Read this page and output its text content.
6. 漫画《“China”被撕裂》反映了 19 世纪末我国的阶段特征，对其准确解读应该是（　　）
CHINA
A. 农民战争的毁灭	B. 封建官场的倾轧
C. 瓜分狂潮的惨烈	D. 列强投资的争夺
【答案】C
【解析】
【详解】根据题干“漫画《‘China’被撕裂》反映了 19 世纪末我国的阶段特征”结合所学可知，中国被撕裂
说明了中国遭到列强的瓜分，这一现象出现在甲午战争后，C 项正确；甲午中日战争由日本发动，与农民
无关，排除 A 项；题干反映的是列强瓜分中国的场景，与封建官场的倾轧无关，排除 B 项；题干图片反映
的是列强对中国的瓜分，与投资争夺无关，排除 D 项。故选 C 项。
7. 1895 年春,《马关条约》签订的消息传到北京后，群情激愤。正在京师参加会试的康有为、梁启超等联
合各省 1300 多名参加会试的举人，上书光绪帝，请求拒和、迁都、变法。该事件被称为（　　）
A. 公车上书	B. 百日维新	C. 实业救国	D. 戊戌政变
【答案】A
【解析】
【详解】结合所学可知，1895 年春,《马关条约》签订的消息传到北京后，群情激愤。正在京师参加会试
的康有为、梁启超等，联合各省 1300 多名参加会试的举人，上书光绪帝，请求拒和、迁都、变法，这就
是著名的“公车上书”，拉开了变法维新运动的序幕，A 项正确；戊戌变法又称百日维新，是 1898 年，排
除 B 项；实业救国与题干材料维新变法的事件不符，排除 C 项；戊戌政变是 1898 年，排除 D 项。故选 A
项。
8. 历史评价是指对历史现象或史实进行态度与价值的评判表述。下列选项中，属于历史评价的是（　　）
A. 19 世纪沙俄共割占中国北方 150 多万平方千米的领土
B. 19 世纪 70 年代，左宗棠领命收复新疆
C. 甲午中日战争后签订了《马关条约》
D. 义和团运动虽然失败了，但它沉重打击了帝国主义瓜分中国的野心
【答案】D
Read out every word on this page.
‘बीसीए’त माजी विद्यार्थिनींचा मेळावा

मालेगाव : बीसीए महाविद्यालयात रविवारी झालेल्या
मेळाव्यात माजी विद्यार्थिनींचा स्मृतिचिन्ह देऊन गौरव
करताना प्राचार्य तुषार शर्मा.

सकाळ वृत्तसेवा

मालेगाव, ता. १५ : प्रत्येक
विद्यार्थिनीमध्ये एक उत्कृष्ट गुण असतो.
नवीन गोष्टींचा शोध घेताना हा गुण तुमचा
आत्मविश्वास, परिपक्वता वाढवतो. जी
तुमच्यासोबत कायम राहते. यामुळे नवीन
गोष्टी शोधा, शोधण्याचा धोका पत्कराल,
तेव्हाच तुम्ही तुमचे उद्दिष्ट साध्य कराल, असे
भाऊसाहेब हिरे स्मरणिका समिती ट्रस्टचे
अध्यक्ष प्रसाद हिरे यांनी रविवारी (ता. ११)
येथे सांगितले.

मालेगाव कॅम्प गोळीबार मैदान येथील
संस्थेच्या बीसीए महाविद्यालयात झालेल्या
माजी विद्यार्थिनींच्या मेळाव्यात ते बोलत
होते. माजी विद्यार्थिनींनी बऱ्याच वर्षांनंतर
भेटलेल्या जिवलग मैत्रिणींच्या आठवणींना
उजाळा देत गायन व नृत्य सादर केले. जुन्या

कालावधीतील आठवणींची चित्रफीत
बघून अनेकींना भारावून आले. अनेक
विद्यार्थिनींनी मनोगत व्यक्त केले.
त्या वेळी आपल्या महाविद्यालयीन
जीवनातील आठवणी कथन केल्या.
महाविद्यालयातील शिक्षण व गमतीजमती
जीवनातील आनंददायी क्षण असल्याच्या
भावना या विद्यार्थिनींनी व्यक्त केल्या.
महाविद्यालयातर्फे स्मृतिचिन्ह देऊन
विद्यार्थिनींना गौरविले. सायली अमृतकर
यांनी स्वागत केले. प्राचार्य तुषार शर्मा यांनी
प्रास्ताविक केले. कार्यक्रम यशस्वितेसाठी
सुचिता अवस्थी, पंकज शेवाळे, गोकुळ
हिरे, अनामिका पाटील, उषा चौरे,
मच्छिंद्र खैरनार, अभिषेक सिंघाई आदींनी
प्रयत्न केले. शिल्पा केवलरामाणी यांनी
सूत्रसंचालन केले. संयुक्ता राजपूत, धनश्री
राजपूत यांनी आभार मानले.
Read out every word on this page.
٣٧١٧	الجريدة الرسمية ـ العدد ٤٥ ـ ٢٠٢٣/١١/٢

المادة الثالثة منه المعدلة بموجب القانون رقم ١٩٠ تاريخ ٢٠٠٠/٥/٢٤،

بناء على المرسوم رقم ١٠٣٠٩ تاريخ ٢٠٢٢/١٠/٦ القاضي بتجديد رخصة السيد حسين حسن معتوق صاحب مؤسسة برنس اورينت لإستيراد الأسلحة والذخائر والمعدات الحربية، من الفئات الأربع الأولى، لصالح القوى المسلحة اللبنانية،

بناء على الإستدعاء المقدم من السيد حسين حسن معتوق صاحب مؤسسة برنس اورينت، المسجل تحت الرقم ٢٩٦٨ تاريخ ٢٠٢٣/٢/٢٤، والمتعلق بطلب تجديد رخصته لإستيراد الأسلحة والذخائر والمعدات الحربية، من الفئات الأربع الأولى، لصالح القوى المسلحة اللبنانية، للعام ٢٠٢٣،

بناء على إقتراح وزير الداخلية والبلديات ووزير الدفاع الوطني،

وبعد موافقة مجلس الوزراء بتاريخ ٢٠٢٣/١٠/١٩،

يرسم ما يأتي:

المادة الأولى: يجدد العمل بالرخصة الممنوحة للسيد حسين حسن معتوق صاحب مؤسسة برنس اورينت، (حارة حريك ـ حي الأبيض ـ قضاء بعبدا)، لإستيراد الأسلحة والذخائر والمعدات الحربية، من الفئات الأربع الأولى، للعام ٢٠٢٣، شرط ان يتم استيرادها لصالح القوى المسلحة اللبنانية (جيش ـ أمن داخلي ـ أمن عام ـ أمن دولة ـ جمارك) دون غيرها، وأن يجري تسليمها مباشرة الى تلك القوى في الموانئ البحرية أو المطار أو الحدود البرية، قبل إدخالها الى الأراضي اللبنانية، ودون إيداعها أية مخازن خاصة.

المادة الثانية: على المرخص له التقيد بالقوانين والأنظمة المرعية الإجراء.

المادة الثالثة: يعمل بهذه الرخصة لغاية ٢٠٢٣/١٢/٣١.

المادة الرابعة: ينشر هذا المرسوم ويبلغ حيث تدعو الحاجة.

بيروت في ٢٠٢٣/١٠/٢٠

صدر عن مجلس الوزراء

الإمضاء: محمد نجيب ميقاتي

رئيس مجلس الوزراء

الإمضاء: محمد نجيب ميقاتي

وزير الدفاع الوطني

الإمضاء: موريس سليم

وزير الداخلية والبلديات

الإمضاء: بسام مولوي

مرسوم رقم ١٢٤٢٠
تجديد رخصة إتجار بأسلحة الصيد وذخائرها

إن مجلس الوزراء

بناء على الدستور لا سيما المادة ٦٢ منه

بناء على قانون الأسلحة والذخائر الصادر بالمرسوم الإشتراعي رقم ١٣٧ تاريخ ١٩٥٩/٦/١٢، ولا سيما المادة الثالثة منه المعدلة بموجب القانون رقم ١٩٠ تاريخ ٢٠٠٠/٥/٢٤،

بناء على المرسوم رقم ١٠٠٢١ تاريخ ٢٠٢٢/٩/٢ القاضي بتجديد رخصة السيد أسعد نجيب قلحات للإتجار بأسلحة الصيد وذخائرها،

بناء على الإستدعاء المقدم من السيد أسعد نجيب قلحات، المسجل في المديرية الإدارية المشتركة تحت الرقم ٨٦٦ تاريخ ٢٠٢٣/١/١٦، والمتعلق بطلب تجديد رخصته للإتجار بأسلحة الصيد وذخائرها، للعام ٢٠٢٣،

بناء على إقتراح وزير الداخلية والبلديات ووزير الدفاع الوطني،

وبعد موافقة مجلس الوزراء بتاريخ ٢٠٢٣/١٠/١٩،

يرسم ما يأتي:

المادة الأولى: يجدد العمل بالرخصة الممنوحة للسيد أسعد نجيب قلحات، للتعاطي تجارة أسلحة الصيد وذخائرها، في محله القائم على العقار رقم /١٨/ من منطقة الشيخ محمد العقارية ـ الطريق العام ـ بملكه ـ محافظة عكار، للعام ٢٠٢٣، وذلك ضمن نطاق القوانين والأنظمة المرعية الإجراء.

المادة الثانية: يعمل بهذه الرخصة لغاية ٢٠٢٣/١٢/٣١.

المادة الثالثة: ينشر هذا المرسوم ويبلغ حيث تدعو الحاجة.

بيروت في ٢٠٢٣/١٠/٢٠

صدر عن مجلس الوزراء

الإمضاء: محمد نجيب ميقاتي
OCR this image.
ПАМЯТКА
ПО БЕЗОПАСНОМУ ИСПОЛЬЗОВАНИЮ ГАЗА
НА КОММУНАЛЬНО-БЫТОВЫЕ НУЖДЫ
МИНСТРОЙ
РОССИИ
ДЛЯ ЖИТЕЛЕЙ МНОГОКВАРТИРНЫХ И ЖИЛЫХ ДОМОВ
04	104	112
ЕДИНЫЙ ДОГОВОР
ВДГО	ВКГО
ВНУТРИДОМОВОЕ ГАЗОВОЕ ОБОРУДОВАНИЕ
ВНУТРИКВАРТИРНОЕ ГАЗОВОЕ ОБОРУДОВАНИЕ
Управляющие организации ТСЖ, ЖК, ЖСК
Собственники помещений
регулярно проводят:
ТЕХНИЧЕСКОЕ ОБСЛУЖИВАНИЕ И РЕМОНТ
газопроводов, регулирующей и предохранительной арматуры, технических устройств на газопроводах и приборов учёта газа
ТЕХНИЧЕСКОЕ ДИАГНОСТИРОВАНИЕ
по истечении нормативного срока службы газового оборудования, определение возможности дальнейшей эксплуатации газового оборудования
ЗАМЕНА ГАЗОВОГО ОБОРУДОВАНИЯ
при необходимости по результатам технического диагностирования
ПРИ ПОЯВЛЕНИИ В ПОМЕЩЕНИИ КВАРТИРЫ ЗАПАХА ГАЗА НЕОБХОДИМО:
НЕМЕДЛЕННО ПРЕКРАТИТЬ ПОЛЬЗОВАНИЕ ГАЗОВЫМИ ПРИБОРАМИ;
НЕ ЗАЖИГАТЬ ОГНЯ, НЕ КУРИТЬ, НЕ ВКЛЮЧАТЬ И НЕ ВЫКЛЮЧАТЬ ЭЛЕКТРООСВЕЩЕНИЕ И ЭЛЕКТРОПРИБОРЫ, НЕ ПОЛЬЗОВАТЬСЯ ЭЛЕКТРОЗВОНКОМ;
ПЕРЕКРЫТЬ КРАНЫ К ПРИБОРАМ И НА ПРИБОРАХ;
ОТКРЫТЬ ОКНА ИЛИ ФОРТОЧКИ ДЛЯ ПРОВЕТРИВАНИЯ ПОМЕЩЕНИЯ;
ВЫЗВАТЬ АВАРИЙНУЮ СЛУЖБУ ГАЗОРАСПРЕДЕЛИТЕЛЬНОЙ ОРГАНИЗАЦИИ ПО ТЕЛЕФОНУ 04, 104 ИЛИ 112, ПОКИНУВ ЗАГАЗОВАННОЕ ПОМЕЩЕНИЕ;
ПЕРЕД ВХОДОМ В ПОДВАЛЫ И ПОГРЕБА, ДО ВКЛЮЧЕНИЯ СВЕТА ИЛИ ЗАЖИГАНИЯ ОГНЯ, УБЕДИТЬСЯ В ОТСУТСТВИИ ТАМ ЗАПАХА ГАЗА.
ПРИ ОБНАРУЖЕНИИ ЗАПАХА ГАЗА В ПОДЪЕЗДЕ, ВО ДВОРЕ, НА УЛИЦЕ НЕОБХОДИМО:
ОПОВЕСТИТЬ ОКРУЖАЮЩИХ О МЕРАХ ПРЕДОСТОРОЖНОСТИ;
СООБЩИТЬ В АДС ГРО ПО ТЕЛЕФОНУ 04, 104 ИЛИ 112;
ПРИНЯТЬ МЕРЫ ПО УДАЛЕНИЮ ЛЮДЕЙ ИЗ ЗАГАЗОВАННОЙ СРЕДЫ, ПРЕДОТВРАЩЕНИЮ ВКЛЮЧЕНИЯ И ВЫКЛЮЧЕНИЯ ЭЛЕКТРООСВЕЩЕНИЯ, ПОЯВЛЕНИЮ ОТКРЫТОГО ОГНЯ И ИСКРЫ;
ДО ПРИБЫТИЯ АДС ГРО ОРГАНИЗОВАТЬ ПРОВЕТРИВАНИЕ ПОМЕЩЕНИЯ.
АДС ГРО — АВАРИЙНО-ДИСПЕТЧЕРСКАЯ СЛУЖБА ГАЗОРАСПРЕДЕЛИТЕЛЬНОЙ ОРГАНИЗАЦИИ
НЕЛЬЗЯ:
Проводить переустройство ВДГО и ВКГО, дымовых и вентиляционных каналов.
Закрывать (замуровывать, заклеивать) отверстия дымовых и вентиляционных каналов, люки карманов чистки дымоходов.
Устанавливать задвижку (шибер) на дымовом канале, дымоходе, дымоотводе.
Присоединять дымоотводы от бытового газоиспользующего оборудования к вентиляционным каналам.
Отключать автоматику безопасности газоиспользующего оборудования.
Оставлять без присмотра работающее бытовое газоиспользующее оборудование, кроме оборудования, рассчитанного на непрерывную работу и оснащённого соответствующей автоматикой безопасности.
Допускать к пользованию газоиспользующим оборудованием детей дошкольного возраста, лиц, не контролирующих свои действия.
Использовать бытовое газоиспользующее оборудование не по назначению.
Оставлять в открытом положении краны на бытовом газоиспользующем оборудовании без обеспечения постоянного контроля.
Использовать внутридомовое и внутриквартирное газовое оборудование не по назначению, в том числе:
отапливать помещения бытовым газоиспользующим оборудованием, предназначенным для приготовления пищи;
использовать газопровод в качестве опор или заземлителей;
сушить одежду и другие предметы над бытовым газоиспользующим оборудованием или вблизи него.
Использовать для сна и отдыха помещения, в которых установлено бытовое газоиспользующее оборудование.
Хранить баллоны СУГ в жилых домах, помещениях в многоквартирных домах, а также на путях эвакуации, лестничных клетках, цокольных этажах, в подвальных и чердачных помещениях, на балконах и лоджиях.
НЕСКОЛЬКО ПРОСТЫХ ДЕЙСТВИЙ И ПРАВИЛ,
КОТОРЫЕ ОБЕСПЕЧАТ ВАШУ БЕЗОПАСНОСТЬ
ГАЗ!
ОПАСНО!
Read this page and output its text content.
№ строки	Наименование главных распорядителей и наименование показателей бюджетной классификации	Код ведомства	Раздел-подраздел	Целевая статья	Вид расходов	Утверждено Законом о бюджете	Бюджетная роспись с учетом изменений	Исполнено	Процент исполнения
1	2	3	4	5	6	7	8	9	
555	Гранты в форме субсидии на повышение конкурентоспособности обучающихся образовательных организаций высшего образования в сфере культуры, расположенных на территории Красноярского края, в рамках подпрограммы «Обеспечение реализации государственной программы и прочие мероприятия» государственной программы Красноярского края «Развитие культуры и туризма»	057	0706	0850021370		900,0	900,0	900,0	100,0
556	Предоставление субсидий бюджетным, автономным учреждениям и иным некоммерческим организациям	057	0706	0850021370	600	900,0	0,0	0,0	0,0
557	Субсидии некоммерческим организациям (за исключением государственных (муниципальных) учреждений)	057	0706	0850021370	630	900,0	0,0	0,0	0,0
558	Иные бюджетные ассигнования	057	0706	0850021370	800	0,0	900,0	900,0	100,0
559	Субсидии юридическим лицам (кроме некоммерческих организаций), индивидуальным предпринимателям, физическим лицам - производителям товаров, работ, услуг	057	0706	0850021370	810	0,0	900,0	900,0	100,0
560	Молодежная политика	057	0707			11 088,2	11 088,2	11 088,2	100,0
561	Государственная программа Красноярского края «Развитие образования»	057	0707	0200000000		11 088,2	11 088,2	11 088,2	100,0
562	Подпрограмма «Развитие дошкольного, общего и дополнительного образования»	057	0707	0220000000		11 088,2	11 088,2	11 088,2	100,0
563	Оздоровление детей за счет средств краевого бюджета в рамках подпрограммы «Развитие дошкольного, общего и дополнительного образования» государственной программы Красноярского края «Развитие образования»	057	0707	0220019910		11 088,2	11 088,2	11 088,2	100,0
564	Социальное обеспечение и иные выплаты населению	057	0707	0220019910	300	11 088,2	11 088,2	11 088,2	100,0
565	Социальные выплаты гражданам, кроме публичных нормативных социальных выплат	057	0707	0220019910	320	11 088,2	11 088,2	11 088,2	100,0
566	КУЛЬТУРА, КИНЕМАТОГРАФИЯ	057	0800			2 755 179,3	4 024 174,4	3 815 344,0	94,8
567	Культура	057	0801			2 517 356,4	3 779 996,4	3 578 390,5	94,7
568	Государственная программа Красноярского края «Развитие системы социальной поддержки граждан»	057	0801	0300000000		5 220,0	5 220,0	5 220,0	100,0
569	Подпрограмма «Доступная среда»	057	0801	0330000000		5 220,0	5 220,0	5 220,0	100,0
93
******************************
Collect the lines that hold "القانون".

المادة الثالثة منه المعدلة بموجب القانون رقم ١٩٠ تاريخ ٢٠٠٠/٥/٢٤،
بناء على قانون الأسلحة والذخائر الصادر بالمرسوم الإشتراعي رقم ١٣٧ تاريخ ١٩٥٩/٦/١٢، ولا سيما المادة الثالثة منه المعدلة بموجب القانون رقم ١٩٠ تاريخ ٢٠٠٠/٥/٢٤،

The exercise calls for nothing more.